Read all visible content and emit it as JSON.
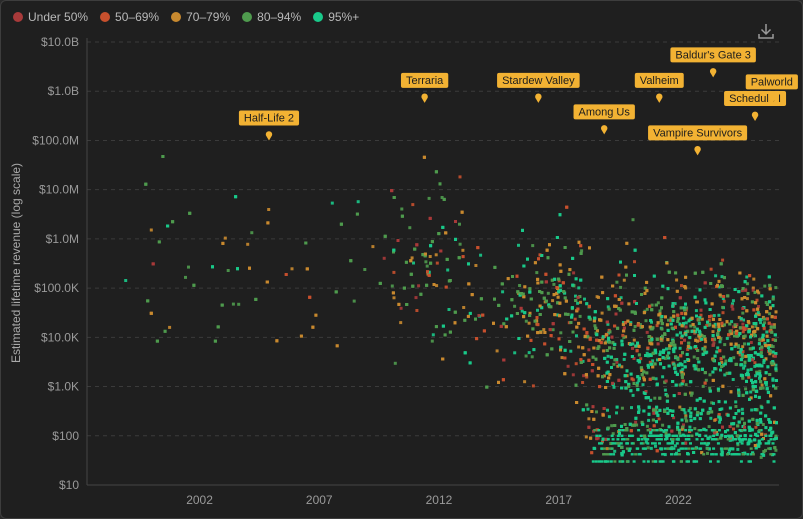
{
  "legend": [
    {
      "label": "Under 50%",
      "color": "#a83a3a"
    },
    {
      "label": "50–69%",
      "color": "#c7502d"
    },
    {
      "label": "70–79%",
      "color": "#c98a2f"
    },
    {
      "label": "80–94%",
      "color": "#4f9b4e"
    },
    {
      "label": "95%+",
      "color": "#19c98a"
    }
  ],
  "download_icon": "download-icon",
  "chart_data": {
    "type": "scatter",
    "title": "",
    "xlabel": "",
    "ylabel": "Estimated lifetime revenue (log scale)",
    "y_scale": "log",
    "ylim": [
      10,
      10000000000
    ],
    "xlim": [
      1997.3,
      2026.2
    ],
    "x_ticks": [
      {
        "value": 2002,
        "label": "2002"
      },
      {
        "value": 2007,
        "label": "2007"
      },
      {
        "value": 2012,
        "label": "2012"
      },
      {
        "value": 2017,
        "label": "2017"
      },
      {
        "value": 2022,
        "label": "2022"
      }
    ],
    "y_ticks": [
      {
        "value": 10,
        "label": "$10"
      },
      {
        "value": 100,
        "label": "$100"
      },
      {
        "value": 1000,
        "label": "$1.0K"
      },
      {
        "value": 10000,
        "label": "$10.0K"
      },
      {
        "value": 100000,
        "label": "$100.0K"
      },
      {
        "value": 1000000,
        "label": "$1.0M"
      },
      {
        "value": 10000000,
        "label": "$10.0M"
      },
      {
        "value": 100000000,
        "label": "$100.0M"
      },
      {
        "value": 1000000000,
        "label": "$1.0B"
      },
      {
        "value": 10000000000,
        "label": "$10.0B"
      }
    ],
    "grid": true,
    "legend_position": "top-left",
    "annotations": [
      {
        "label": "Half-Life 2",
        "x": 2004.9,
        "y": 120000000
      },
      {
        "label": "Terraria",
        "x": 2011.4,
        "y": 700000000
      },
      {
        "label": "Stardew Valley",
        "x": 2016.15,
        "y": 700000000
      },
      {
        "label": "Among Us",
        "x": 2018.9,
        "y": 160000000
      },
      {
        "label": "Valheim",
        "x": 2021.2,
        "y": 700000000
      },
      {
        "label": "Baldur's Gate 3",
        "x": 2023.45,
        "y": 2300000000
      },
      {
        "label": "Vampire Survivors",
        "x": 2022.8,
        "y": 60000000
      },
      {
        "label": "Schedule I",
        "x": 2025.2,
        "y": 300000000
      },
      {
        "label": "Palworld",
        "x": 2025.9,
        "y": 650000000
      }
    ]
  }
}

#### Written instruction:
Copy each line of the listing that holds the word "color".

#### Output:
      "color": "#a83a3a"
      "color": "#c7502d"
      "color": "#c98a2f"
      "color": "#4f9b4e"
      "color": "#19c98a"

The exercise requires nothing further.